:: Task prompt ::
Find how many lines of the listing below include the word "Robe", then report the number by itself.

:: Data listing ::
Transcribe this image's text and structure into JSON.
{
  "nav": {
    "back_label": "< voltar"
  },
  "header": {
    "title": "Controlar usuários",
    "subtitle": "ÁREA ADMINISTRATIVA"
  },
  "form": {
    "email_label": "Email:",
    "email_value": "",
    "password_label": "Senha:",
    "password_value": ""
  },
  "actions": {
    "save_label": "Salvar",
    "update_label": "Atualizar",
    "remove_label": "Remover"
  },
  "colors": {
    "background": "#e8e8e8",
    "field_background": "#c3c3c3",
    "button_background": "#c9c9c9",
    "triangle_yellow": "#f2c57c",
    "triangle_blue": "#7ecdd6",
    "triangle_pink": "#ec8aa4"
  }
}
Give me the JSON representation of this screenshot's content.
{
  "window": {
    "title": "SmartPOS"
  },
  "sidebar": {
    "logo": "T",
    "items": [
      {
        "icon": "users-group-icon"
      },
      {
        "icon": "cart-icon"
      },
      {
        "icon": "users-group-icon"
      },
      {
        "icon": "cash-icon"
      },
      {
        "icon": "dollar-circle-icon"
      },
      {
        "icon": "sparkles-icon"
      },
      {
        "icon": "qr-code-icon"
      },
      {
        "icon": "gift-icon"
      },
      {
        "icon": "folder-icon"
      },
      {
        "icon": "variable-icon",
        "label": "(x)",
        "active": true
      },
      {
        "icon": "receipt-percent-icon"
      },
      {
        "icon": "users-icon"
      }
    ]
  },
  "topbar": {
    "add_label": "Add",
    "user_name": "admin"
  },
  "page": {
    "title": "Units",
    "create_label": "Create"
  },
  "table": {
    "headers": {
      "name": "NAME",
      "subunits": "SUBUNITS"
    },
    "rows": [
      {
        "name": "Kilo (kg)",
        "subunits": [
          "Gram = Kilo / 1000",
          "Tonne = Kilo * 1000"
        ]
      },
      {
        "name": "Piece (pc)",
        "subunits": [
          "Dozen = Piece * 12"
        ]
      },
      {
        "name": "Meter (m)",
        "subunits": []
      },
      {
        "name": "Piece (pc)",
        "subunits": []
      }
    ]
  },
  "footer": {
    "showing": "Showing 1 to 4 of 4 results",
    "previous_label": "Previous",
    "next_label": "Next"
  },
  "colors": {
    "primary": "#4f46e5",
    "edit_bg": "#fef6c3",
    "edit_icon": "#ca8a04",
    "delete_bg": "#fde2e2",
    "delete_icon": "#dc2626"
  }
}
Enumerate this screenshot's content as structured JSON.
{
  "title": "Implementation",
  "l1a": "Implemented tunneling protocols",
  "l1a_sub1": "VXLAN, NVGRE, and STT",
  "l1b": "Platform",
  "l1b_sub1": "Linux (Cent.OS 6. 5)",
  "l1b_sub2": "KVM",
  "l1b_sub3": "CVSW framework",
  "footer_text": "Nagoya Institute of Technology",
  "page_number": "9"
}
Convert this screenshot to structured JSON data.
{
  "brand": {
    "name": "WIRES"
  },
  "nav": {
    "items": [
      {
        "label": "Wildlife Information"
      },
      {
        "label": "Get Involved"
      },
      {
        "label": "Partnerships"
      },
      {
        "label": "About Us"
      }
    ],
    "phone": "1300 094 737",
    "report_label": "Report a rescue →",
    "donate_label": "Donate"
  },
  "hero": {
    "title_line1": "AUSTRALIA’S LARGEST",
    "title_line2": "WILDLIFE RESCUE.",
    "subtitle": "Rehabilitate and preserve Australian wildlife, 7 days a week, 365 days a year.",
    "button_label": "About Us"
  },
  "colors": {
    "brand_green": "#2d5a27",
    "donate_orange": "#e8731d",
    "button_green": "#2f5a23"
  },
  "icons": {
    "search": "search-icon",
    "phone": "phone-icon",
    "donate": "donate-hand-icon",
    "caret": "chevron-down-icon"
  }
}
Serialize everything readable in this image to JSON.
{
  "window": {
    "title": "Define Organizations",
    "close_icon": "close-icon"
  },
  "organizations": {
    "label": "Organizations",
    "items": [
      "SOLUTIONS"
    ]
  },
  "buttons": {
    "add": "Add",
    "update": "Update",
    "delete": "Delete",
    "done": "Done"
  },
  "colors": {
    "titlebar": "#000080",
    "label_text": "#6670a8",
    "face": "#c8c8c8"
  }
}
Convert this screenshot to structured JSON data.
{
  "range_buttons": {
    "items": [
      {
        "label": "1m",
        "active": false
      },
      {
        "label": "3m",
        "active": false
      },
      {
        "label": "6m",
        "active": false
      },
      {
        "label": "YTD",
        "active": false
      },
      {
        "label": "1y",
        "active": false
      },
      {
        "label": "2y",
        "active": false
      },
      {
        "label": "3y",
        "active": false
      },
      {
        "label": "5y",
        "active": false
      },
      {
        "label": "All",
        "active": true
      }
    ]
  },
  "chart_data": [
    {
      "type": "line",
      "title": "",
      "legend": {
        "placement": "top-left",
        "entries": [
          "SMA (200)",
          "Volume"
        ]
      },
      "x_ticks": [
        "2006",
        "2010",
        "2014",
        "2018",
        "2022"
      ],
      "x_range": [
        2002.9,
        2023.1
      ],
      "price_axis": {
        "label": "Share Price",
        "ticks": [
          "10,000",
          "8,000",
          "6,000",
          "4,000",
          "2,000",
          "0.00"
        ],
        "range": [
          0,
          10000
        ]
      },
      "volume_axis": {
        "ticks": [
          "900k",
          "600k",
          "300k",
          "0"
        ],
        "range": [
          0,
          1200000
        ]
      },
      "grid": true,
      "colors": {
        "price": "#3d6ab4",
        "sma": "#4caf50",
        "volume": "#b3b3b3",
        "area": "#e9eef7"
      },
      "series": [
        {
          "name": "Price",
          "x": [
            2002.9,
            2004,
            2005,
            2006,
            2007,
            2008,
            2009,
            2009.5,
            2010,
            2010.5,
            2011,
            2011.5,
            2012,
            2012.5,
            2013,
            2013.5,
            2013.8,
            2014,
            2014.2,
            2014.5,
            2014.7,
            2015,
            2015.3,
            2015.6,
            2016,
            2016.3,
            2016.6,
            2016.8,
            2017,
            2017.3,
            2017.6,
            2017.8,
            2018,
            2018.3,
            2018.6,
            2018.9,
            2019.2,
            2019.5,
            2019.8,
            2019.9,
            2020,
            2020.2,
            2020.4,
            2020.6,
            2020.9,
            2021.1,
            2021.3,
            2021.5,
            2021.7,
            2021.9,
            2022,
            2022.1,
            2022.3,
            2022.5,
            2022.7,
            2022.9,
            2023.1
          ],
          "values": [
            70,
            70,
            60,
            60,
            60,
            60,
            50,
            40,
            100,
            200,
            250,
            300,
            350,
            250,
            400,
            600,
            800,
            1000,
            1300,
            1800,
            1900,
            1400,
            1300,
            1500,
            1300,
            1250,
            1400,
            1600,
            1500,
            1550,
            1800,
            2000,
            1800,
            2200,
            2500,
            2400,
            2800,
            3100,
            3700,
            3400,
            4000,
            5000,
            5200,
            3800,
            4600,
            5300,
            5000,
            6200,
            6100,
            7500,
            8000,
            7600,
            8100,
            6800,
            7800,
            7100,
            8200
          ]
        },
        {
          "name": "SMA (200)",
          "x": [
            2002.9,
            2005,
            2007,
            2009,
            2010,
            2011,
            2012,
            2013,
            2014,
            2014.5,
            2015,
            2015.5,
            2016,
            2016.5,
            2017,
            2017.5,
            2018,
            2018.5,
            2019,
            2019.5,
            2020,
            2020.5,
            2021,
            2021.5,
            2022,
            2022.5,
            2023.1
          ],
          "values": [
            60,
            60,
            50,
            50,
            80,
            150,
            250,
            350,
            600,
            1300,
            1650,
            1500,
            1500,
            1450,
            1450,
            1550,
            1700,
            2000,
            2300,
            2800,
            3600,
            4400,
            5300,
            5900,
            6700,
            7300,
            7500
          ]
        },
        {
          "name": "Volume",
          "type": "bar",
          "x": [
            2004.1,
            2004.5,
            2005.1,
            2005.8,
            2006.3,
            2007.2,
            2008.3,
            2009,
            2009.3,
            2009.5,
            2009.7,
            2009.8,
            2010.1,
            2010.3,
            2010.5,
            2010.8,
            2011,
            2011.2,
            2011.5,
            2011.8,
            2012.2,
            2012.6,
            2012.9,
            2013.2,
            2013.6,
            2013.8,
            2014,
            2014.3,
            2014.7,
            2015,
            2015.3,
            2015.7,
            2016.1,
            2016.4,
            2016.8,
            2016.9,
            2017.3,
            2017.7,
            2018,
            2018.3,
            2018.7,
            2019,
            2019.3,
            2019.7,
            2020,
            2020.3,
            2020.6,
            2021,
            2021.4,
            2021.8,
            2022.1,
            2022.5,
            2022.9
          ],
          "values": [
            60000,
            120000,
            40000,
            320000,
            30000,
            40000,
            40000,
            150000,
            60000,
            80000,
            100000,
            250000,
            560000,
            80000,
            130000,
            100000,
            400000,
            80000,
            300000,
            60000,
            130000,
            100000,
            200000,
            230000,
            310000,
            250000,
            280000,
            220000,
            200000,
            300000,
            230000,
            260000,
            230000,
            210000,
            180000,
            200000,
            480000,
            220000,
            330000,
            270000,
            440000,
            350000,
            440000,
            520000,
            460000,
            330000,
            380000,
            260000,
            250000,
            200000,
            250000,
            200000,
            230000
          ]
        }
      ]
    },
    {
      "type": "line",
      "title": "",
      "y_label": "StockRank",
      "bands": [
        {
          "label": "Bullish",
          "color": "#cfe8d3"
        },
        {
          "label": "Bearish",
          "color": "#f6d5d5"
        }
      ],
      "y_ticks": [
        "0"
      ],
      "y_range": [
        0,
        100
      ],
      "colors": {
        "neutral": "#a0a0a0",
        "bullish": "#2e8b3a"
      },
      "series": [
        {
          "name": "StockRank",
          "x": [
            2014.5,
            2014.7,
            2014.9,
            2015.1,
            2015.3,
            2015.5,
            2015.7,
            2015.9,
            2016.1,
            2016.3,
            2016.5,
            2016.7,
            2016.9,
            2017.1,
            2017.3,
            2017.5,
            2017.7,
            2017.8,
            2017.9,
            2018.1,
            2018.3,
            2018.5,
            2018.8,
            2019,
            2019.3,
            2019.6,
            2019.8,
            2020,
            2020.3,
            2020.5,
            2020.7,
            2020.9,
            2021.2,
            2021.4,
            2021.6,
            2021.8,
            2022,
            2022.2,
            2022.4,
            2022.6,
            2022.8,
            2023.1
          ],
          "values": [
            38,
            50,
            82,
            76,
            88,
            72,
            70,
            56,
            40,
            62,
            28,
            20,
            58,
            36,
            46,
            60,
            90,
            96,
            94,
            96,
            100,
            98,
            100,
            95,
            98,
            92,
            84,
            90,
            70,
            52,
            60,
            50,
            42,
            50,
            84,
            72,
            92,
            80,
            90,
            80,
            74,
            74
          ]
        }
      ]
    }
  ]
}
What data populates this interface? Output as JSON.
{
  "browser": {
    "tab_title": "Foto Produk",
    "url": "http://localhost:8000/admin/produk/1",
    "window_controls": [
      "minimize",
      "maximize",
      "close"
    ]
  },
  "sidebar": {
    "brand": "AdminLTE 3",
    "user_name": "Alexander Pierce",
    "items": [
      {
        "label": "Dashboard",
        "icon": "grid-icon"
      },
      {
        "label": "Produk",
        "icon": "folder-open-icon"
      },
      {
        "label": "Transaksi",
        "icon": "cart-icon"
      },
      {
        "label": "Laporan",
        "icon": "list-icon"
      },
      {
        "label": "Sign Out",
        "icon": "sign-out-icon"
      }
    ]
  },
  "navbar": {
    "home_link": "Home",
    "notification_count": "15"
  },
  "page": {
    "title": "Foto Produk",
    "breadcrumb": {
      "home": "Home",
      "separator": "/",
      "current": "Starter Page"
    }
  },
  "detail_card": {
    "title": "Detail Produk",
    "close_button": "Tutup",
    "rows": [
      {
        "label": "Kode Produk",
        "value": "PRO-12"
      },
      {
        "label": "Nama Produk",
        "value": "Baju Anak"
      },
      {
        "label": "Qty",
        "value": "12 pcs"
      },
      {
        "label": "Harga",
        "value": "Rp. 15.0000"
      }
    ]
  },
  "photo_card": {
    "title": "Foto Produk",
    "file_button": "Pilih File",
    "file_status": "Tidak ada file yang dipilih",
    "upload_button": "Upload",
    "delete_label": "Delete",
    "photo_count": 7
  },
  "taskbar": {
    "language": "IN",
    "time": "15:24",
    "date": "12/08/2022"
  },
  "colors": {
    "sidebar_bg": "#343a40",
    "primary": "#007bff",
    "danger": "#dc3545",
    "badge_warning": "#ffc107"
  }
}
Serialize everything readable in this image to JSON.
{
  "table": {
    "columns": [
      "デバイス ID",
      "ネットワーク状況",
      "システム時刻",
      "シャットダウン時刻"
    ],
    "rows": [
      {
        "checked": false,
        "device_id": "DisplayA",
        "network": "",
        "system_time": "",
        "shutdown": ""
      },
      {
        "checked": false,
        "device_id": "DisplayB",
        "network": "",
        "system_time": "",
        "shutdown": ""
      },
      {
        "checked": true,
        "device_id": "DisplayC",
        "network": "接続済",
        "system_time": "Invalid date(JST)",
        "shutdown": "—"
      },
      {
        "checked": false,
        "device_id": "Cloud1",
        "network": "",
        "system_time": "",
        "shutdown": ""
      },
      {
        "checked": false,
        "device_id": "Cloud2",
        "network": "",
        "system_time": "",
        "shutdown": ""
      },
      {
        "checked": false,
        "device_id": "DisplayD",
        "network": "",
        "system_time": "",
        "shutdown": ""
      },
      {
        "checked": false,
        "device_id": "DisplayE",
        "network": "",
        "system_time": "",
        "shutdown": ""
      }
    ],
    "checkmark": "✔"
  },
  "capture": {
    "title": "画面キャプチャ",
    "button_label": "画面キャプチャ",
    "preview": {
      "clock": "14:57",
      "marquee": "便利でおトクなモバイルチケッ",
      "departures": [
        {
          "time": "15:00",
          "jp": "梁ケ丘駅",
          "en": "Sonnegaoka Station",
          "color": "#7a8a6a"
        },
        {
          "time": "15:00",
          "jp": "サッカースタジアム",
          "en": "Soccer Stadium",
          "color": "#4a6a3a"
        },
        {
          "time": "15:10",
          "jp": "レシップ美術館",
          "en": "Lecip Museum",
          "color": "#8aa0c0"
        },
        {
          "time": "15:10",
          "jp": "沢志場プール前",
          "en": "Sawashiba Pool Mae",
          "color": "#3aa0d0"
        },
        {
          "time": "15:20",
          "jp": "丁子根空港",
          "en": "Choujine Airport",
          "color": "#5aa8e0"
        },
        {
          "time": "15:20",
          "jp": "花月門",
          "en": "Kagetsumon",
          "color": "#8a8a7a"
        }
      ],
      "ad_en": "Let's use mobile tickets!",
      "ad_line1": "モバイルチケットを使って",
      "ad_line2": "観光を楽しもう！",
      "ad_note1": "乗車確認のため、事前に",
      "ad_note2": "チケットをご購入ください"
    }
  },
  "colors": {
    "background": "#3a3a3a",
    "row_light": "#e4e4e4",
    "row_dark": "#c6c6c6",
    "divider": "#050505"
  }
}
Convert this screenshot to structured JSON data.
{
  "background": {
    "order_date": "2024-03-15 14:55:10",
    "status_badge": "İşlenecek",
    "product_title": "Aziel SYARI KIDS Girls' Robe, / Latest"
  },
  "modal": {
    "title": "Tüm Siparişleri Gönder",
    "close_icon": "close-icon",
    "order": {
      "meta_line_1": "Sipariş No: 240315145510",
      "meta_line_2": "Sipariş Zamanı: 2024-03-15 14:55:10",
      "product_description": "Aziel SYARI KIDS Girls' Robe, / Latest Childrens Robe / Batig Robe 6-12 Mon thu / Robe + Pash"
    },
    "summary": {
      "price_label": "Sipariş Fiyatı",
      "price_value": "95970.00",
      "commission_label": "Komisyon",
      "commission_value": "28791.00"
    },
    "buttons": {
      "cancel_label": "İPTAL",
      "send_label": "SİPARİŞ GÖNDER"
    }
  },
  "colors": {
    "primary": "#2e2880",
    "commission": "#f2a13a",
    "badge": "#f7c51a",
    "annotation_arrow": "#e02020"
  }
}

:: Answer for the task ::
2